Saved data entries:
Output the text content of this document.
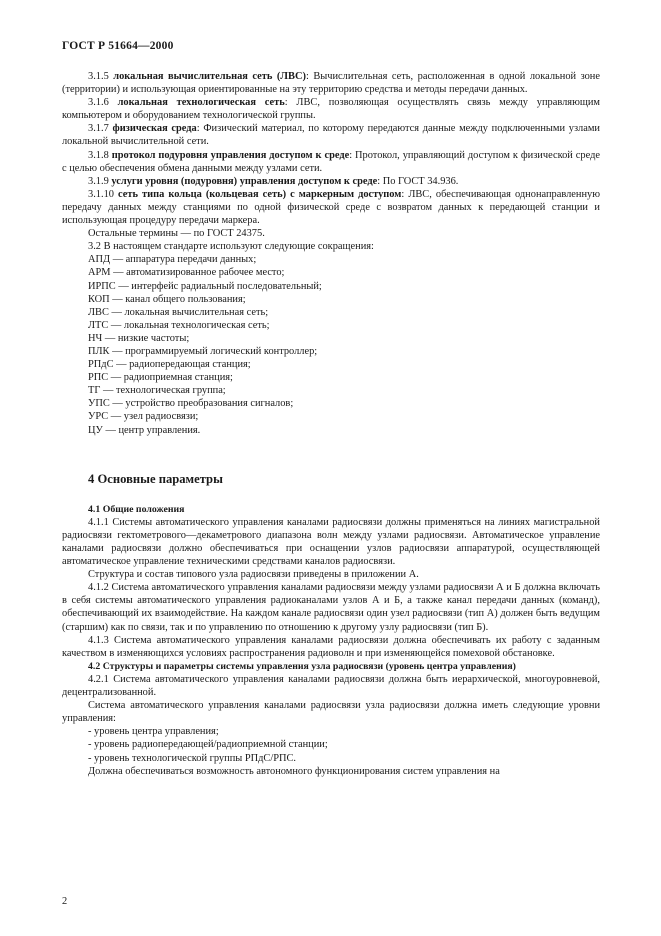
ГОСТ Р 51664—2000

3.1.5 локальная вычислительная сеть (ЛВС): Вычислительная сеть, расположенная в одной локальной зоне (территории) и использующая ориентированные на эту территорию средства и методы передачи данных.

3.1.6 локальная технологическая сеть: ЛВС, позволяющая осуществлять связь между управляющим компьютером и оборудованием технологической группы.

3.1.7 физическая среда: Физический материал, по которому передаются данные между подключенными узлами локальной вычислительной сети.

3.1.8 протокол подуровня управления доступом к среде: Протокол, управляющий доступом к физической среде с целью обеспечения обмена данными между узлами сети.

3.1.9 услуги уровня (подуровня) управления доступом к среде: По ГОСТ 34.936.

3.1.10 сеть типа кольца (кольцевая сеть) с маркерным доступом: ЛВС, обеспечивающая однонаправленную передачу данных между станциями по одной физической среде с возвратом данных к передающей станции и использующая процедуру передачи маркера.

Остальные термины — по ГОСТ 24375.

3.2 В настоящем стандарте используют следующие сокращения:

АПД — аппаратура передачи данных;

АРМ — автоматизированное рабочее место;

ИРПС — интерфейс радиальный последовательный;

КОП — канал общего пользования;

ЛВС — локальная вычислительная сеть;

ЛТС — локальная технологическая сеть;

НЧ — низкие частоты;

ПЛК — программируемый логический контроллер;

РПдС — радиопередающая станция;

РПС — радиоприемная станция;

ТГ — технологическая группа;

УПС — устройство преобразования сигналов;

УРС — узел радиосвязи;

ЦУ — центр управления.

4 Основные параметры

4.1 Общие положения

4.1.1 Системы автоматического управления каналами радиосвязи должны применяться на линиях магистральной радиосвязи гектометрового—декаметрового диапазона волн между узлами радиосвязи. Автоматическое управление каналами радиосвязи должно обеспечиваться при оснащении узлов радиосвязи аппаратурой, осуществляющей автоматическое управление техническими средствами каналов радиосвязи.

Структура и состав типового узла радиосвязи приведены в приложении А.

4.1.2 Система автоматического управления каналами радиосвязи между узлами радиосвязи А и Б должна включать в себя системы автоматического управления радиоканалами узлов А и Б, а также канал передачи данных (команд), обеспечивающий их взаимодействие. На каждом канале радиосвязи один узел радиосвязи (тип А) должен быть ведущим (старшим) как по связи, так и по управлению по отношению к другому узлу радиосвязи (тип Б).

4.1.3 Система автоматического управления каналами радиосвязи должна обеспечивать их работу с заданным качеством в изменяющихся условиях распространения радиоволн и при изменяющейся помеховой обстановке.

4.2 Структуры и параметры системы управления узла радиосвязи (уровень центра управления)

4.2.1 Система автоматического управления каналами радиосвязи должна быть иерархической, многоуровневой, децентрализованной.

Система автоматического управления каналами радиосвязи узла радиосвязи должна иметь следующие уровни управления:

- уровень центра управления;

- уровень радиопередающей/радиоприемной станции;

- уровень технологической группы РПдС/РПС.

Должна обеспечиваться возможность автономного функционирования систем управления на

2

--- EXERCISE DIRECTIONS ---
From the listing, copy every line where the string "технологической" appears.

--- OUTPUT ---
3.1.6 локальная технологическая сеть: ЛВС, позволяющая осуществлять связь между управляющим компьютером и оборудованием технологической группы.
- уровень технологической группы РПдС/РПС.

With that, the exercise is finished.